EXERCISE DIRECTIONS -> Write out every line of the data below word for word, leaving out the pictures.

————

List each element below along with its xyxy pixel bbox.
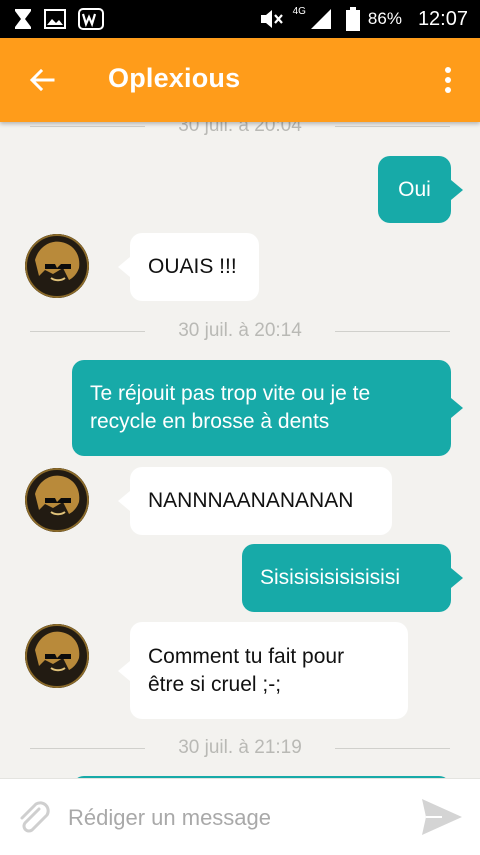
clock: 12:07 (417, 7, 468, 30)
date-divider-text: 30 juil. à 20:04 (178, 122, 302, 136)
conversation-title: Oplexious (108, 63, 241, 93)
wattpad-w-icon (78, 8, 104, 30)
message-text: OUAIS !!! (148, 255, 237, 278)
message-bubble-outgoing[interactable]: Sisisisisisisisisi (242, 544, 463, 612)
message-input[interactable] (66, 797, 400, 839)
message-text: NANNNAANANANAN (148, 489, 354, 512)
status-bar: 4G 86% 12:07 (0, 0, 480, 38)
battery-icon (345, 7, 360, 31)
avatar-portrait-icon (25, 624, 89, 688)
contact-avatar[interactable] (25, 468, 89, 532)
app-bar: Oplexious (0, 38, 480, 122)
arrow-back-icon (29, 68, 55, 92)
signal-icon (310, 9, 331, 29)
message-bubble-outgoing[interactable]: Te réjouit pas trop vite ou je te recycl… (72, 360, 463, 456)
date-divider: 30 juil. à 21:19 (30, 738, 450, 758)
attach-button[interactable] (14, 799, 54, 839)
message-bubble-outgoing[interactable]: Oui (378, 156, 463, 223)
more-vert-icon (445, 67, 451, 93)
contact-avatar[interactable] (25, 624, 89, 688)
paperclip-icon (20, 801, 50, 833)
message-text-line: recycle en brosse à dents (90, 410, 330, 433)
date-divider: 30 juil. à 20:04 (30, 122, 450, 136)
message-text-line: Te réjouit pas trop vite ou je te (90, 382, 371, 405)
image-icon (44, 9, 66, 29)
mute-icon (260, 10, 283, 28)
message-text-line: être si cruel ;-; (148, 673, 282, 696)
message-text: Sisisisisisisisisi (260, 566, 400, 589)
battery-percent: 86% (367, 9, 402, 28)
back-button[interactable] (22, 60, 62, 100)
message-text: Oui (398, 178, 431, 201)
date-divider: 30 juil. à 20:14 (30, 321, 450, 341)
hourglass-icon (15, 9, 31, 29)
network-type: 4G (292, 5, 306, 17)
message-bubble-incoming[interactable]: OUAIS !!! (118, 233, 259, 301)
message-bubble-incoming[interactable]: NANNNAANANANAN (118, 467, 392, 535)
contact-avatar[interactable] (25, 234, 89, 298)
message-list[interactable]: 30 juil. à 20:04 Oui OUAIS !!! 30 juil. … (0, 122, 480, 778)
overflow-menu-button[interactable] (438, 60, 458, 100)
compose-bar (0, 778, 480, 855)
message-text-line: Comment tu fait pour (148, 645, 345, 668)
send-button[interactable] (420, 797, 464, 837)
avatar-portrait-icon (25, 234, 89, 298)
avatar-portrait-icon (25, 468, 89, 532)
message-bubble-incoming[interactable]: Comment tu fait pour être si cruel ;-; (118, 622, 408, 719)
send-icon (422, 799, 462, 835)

————

WRITTEN REPLY ->
List each element below along with its xyxy pixel bbox.
clock: 12:07 (417, 7, 468, 30)
date-divider-text: 30 juil. à 20:04 (178, 122, 302, 136)
conversation-title: Oplexious (108, 63, 241, 93)
wattpad-w-icon (78, 8, 104, 30)
message-text: OUAIS !!! (148, 255, 237, 278)
message-bubble-outgoing[interactable]: Sisisisisisisisisi (242, 544, 463, 612)
message-input[interactable] (66, 797, 400, 839)
message-text: NANNNAANANANAN (148, 489, 354, 512)
status-bar: 4G 86% 12:07 (0, 0, 480, 38)
battery-icon (345, 7, 360, 31)
avatar-portrait-icon (25, 624, 89, 688)
contact-avatar[interactable] (25, 468, 89, 532)
app-bar: Oplexious (0, 38, 480, 122)
arrow-back-icon (29, 68, 55, 92)
signal-icon (310, 9, 331, 29)
message-bubble-outgoing[interactable]: Te réjouit pas trop vite ou je te recycl… (72, 360, 463, 456)
date-divider: 30 juil. à 21:19 (30, 738, 450, 758)
attach-button[interactable] (14, 799, 54, 839)
message-bubble-outgoing[interactable]: Oui (378, 156, 463, 223)
more-vert-icon (445, 67, 451, 93)
contact-avatar[interactable] (25, 624, 89, 688)
paperclip-icon (20, 801, 50, 833)
message-text-line: recycle en brosse à dents (90, 410, 330, 433)
date-divider: 30 juil. à 20:04 (30, 122, 450, 136)
message-text-line: Te réjouit pas trop vite ou je te (90, 382, 371, 405)
image-icon (44, 9, 66, 29)
mute-icon (260, 10, 283, 28)
message-text-line: être si cruel ;-; (148, 673, 282, 696)
message-text: Sisisisisisisisisi (260, 566, 400, 589)
battery-percent: 86% (367, 9, 402, 28)
back-button[interactable] (22, 60, 62, 100)
message-text: Oui (398, 178, 431, 201)
date-divider: 30 juil. à 20:14 (30, 321, 450, 341)
hourglass-icon (15, 9, 31, 29)
network-type: 4G (292, 5, 306, 17)
message-bubble-incoming[interactable]: OUAIS !!! (118, 233, 259, 301)
message-bubble-incoming[interactable]: NANNNAANANANAN (118, 467, 392, 535)
contact-avatar[interactable] (25, 234, 89, 298)
message-list[interactable]: 30 juil. à 20:04 Oui OUAIS !!! 30 juil. … (0, 122, 480, 778)
overflow-menu-button[interactable] (438, 60, 458, 100)
compose-bar (0, 778, 480, 855)
message-text-line: Comment tu fait pour (148, 645, 345, 668)
send-button[interactable] (420, 797, 464, 837)
avatar-portrait-icon (25, 234, 89, 298)
avatar-portrait-icon (25, 468, 89, 532)
message-bubble-incoming[interactable]: Comment tu fait pour être si cruel ;-; (118, 622, 408, 719)
send-icon (422, 799, 462, 835)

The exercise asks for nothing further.